- Set problem
Every record should be written out exactly, with the pictures left out.

- Task data
++++

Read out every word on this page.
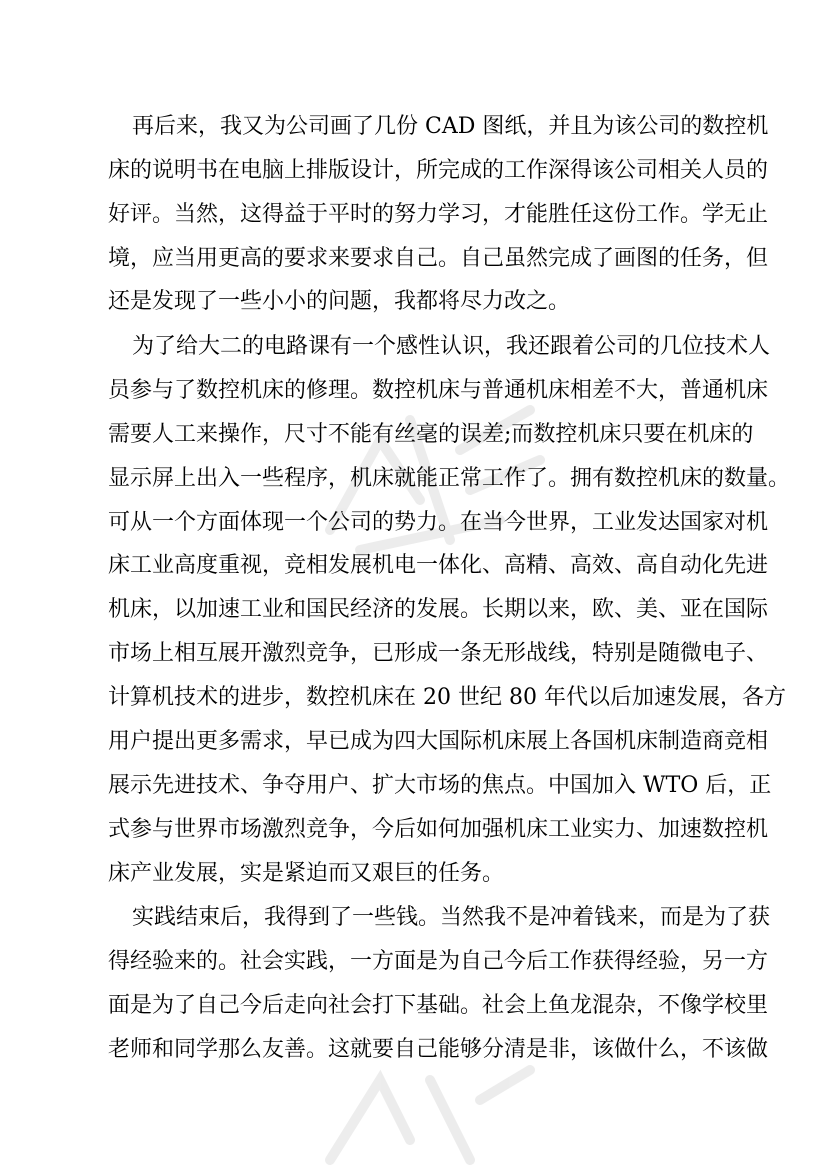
再后来，我又为公司画了几份 CAD 图纸，并且为该公司的数控机
床的说明书在电脑上排版设计，所完成的工作深得该公司相关人员的
好评。当然，这得益于平时的努力学习，才能胜任这份工作。学无止
境，应当用更高的要求来要求自己。自己虽然完成了画图的任务，但
还是发现了一些小小的问题，我都将尽力改之。
为了给大二的电路课有一个感性认识，我还跟着公司的几位技术人
员参与了数控机床的修理。数控机床与普通机床相差不大，普通机床
需要人工来操作，尺寸不能有丝毫的误差;而数控机床只要在机床的
显示屏上出入一些程序，机床就能正常工作了。拥有数控机床的数量。
可从一个方面体现一个公司的势力。在当今世界，工业发达国家对机
床工业高度重视，竞相发展机电一体化、高精、高效、高自动化先进
机床，以加速工业和国民经济的发展。长期以来，欧、美、亚在国际
市场上相互展开激烈竞争，已形成一条无形战线，特别是随微电子、
计算机技术的进步，数控机床在 20 世纪 80 年代以后加速发展，各方
用户提出更多需求，早已成为四大国际机床展上各国机床制造商竞相
展示先进技术、争夺用户、扩大市场的焦点。中国加入 WTO 后，正
式参与世界市场激烈竞争，今后如何加强机床工业实力、加速数控机
床产业发展，实是紧迫而又艰巨的任务。
实践结束后，我得到了一些钱。当然我不是冲着钱来，而是为了获
得经验来的。社会实践，一方面是为自己今后工作获得经验，另一方
面是为了自己今后走向社会打下基础。社会上鱼龙混杂，不像学校里
老师和同学那么友善。这就要自己能够分清是非，该做什么，不该做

++++

- Written response
Read out every word on this page.
再后来，我又为公司画了几份 CAD 图纸，并且为该公司的数控机
床的说明书在电脑上排版设计，所完成的工作深得该公司相关人员的
好评。当然，这得益于平时的努力学习，才能胜任这份工作。学无止
境，应当用更高的要求来要求自己。自己虽然完成了画图的任务，但
还是发现了一些小小的问题，我都将尽力改之。
为了给大二的电路课有一个感性认识，我还跟着公司的几位技术人
员参与了数控机床的修理。数控机床与普通机床相差不大，普通机床
需要人工来操作，尺寸不能有丝毫的误差;而数控机床只要在机床的
显示屏上出入一些程序，机床就能正常工作了。拥有数控机床的数量。
可从一个方面体现一个公司的势力。在当今世界，工业发达国家对机
床工业高度重视，竞相发展机电一体化、高精、高效、高自动化先进
机床，以加速工业和国民经济的发展。长期以来，欧、美、亚在国际
市场上相互展开激烈竞争，已形成一条无形战线，特别是随微电子、
计算机技术的进步，数控机床在 20 世纪 80 年代以后加速发展，各方
用户提出更多需求，早已成为四大国际机床展上各国机床制造商竞相
展示先进技术、争夺用户、扩大市场的焦点。中国加入 WTO 后，正
式参与世界市场激烈竞争，今后如何加强机床工业实力、加速数控机
床产业发展，实是紧迫而又艰巨的任务。
实践结束后，我得到了一些钱。当然我不是冲着钱来，而是为了获
得经验来的。社会实践，一方面是为自己今后工作获得经验，另一方
面是为了自己今后走向社会打下基础。社会上鱼龙混杂，不像学校里
老师和同学那么友善。这就要自己能够分清是非，该做什么，不该做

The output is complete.